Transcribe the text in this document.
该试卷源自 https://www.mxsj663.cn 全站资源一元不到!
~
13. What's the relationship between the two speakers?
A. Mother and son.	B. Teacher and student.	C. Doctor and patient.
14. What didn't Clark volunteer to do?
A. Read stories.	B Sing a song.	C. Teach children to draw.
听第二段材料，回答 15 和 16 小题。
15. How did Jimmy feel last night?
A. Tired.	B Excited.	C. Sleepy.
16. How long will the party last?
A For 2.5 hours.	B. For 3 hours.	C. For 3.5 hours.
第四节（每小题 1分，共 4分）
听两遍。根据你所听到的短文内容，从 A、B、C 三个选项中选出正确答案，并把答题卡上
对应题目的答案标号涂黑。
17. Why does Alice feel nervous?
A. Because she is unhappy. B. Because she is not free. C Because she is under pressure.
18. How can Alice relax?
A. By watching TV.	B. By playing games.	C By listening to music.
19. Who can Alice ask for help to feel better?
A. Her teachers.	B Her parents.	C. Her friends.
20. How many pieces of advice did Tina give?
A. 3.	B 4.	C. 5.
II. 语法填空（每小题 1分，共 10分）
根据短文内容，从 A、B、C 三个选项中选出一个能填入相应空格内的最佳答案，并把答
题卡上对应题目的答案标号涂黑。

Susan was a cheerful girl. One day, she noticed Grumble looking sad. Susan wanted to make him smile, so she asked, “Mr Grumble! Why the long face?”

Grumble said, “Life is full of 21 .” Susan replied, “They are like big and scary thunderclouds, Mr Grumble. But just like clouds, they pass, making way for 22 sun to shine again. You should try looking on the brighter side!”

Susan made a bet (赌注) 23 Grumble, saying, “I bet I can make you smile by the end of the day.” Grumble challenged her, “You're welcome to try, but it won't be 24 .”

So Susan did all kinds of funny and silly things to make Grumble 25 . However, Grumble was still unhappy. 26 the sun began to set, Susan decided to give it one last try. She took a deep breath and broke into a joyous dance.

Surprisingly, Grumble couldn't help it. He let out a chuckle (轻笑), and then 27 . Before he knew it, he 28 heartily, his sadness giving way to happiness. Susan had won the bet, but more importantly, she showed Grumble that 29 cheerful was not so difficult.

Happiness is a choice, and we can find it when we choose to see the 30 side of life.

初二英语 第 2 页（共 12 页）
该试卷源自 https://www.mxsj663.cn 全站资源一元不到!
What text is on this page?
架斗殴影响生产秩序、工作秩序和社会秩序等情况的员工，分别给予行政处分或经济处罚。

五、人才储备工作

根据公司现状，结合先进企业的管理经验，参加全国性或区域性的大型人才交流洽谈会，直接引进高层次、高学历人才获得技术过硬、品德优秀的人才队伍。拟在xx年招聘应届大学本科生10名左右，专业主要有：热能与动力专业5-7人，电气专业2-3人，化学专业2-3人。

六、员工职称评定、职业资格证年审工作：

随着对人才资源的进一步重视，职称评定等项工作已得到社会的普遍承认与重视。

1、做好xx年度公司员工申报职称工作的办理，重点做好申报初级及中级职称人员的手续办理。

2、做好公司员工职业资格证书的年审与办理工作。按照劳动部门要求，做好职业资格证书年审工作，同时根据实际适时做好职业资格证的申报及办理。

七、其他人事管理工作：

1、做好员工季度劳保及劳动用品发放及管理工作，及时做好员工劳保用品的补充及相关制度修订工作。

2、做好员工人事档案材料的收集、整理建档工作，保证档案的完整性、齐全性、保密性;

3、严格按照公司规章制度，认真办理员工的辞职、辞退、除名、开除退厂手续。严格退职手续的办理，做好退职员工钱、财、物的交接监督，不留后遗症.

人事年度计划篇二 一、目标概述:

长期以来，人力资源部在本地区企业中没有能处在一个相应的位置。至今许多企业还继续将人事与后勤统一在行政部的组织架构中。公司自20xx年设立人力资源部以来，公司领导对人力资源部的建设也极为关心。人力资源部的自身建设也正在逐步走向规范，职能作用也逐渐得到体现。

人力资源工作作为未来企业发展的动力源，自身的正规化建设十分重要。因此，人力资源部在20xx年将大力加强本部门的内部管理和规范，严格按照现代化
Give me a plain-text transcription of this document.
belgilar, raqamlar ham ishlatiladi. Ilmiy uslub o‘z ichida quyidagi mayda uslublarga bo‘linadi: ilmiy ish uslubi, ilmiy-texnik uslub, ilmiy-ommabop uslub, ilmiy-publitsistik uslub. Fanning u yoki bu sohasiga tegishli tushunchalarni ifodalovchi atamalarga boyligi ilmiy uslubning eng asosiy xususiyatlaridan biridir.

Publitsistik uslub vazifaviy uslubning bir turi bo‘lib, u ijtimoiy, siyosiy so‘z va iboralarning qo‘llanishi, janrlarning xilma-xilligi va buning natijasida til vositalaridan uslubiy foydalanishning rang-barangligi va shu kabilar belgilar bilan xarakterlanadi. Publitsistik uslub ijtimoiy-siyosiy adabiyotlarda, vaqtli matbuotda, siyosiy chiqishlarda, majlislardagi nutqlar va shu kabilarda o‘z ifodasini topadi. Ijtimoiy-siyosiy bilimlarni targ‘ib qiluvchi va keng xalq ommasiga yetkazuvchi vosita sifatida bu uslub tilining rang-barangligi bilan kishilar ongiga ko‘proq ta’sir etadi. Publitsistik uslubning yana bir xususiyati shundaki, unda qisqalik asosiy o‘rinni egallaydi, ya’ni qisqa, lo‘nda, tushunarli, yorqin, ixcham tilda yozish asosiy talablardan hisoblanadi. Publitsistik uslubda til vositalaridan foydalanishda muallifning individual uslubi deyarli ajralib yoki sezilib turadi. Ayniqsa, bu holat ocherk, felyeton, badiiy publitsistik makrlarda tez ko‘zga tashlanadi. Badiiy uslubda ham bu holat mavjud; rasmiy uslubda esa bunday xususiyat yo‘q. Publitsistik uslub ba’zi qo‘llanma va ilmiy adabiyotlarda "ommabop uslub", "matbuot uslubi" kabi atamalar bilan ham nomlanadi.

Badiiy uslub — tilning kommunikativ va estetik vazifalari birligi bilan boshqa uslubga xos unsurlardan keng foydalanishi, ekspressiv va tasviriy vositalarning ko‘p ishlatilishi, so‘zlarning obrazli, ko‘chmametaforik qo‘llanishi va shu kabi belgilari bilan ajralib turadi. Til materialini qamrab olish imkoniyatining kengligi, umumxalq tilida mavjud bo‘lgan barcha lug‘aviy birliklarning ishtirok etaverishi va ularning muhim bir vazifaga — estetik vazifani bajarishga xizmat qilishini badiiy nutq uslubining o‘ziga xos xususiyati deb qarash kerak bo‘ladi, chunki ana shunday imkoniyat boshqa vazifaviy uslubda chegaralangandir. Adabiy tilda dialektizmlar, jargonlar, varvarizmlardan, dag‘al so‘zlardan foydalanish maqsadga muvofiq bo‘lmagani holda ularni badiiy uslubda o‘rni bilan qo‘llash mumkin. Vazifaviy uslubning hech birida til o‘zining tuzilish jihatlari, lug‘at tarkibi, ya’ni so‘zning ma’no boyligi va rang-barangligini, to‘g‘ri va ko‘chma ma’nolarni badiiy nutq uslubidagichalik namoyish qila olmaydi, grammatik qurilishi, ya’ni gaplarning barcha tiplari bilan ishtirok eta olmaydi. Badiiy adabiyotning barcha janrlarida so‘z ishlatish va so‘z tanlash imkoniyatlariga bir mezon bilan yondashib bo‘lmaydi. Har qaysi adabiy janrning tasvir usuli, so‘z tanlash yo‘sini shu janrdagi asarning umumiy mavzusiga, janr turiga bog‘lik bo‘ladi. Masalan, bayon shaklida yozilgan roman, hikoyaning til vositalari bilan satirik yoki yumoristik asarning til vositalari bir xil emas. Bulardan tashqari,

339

□ □ □ □ □ □ □

## PROBLEM TO SOLVE
Nothing in the listing may be changed; retype it all exactly.

## FULL ANSWER
Transcribe the text in this document.
该试卷源自 https://www.mxsj663.cn 全站资源一元不到!
~
13. What's the relationship between the two speakers?
A. Mother and son.	B. Teacher and student.	C. Doctor and patient.
14. What didn't Clark volunteer to do?
A. Read stories.	B Sing a song.	C. Teach children to draw.
听第二段材料，回答 15 和 16 小题。
15. How did Jimmy feel last night?
A. Tired.	B Excited.	C. Sleepy.
16. How long will the party last?
A For 2.5 hours.	B. For 3 hours.	C. For 3.5 hours.
第四节（每小题 1分，共 4分）
听两遍。根据你所听到的短文内容，从 A、B、C 三个选项中选出正确答案，并把答题卡上
对应题目的答案标号涂黑。
17. Why does Alice feel nervous?
A. Because she is unhappy. B. Because she is not free. C Because she is under pressure.
18. How can Alice relax?
A. By watching TV.	B. By playing games.	C By listening to music.
19. Who can Alice ask for help to feel better?
A. Her teachers.	B Her parents.	C. Her friends.
20. How many pieces of advice did Tina give?
A. 3.	B 4.	C. 5.
II. 语法填空（每小题 1分，共 10分）
根据短文内容，从 A、B、C 三个选项中选出一个能填入相应空格内的最佳答案，并把答
题卡上对应题目的答案标号涂黑。

Susan was a cheerful girl. One day, she noticed Grumble looking sad. Susan wanted to make him smile, so she asked, “Mr Grumble! Why the long face?”

Grumble said, “Life is full of 21 .” Susan replied, “They are like big and scary thunderclouds, Mr Grumble. But just like clouds, they pass, making way for 22 sun to shine again. You should try looking on the brighter side!”

Susan made a bet (赌注) 23 Grumble, saying, “I bet I can make you smile by the end of the day.” Grumble challenged her, “You're welcome to try, but it won't be 24 .”

So Susan did all kinds of funny and silly things to make Grumble 25 . However, Grumble was still unhappy. 26 the sun began to set, Susan decided to give it one last try. She took a deep breath and broke into a joyous dance.

Surprisingly, Grumble couldn't help it. He let out a chuckle (轻笑), and then 27 . Before he knew it, he 28 heartily, his sadness giving way to happiness. Susan had won the bet, but more importantly, she showed Grumble that 29 cheerful was not so difficult.

Happiness is a choice, and we can find it when we choose to see the 30 side of life.

初二英语 第 2 页（共 12 页）
该试卷源自 https://www.mxsj663.cn 全站资源一元不到!
What text is on this page?
架斗殴影响生产秩序、工作秩序和社会秩序等情况的员工，分别给予行政处分或经济处罚。

五、人才储备工作

根据公司现状，结合先进企业的管理经验，参加全国性或区域性的大型人才交流洽谈会，直接引进高层次、高学历人才获得技术过硬、品德优秀的人才队伍。拟在xx年招聘应届大学本科生10名左右，专业主要有：热能与动力专业5-7人，电气专业2-3人，化学专业2-3人。

六、员工职称评定、职业资格证年审工作：

随着对人才资源的进一步重视，职称评定等项工作已得到社会的普遍承认与重视。

1、做好xx年度公司员工申报职称工作的办理，重点做好申报初级及中级职称人员的手续办理。

2、做好公司员工职业资格证书的年审与办理工作。按照劳动部门要求，做好职业资格证书年审工作，同时根据实际适时做好职业资格证的申报及办理。

七、其他人事管理工作：

1、做好员工季度劳保及劳动用品发放及管理工作，及时做好员工劳保用品的补充及相关制度修订工作。

2、做好员工人事档案材料的收集、整理建档工作，保证档案的完整性、齐全性、保密性;

3、严格按照公司规章制度，认真办理员工的辞职、辞退、除名、开除退厂手续。严格退职手续的办理，做好退职员工钱、财、物的交接监督，不留后遗症.

人事年度计划篇二 一、目标概述:

长期以来，人力资源部在本地区企业中没有能处在一个相应的位置。至今许多企业还继续将人事与后勤统一在行政部的组织架构中。公司自20xx年设立人力资源部以来，公司领导对人力资源部的建设也极为关心。人力资源部的自身建设也正在逐步走向规范，职能作用也逐渐得到体现。

人力资源工作作为未来企业发展的动力源，自身的正规化建设十分重要。因此，人力资源部在20xx年将大力加强本部门的内部管理和规范，严格按照现代化
Give me a plain-text transcription of this document.
belgilar, raqamlar ham ishlatiladi. Ilmiy uslub o‘z ichida quyidagi mayda uslublarga bo‘linadi: ilmiy ish uslubi, ilmiy-texnik uslub, ilmiy-ommabop uslub, ilmiy-publitsistik uslub. Fanning u yoki bu sohasiga tegishli tushunchalarni ifodalovchi atamalarga boyligi ilmiy uslubning eng asosiy xususiyatlaridan biridir.

Publitsistik uslub vazifaviy uslubning bir turi bo‘lib, u ijtimoiy, siyosiy so‘z va iboralarning qo‘llanishi, janrlarning xilma-xilligi va buning natijasida til vositalaridan uslubiy foydalanishning rang-barangligi va shu kabilar belgilar bilan xarakterlanadi. Publitsistik uslub ijtimoiy-siyosiy adabiyotlarda, vaqtli matbuotda, siyosiy chiqishlarda, majlislardagi nutqlar va shu kabilarda o‘z ifodasini topadi. Ijtimoiy-siyosiy bilimlarni targ‘ib qiluvchi va keng xalq ommasiga yetkazuvchi vosita sifatida bu uslub tilining rang-barangligi bilan kishilar ongiga ko‘proq ta’sir etadi. Publitsistik uslubning yana bir xususiyati shundaki, unda qisqalik asosiy o‘rinni egallaydi, ya’ni qisqa, lo‘nda, tushunarli, yorqin, ixcham tilda yozish asosiy talablardan hisoblanadi. Publitsistik uslubda til vositalaridan foydalanishda muallifning individual uslubi deyarli ajralib yoki sezilib turadi. Ayniqsa, bu holat ocherk, felyeton, badiiy publitsistik makrlarda tez ko‘zga tashlanadi. Badiiy uslubda ham bu holat mavjud; rasmiy uslubda esa bunday xususiyat yo‘q. Publitsistik uslub ba’zi qo‘llanma va ilmiy adabiyotlarda "ommabop uslub", "matbuot uslubi" kabi atamalar bilan ham nomlanadi.

Badiiy uslub — tilning kommunikativ va estetik vazifalari birligi bilan boshqa uslubga xos unsurlardan keng foydalanishi, ekspressiv va tasviriy vositalarning ko‘p ishlatilishi, so‘zlarning obrazli, ko‘chmametaforik qo‘llanishi va shu kabi belgilari bilan ajralib turadi. Til materialini qamrab olish imkoniyatining kengligi, umumxalq tilida mavjud bo‘lgan barcha lug‘aviy birliklarning ishtirok etaverishi va ularning muhim bir vazifaga — estetik vazifani bajarishga xizmat qilishini badiiy nutq uslubining o‘ziga xos xususiyati deb qarash kerak bo‘ladi, chunki ana shunday imkoniyat boshqa vazifaviy uslubda chegaralangandir. Adabiy tilda dialektizmlar, jargonlar, varvarizmlardan, dag‘al so‘zlardan foydalanish maqsadga muvofiq bo‘lmagani holda ularni badiiy uslubda o‘rni bilan qo‘llash mumkin. Vazifaviy uslubning hech birida til o‘zining tuzilish jihatlari, lug‘at tarkibi, ya’ni so‘zning ma’no boyligi va rang-barangligini, to‘g‘ri va ko‘chma ma’nolarni badiiy nutq uslubidagichalik namoyish qila olmaydi, grammatik qurilishi, ya’ni gaplarning barcha tiplari bilan ishtirok eta olmaydi. Badiiy adabiyotning barcha janrlarida so‘z ishlatish va so‘z tanlash imkoniyatlariga bir mezon bilan yondashib bo‘lmaydi. Har qaysi adabiy janrning tasvir usuli, so‘z tanlash yo‘sini shu janrdagi asarning umumiy mavzusiga, janr turiga bog‘lik bo‘ladi. Masalan, bayon shaklida yozilgan roman, hikoyaning til vositalari bilan satirik yoki yumoristik asarning til vositalari bir xil emas. Bulardan tashqari,

339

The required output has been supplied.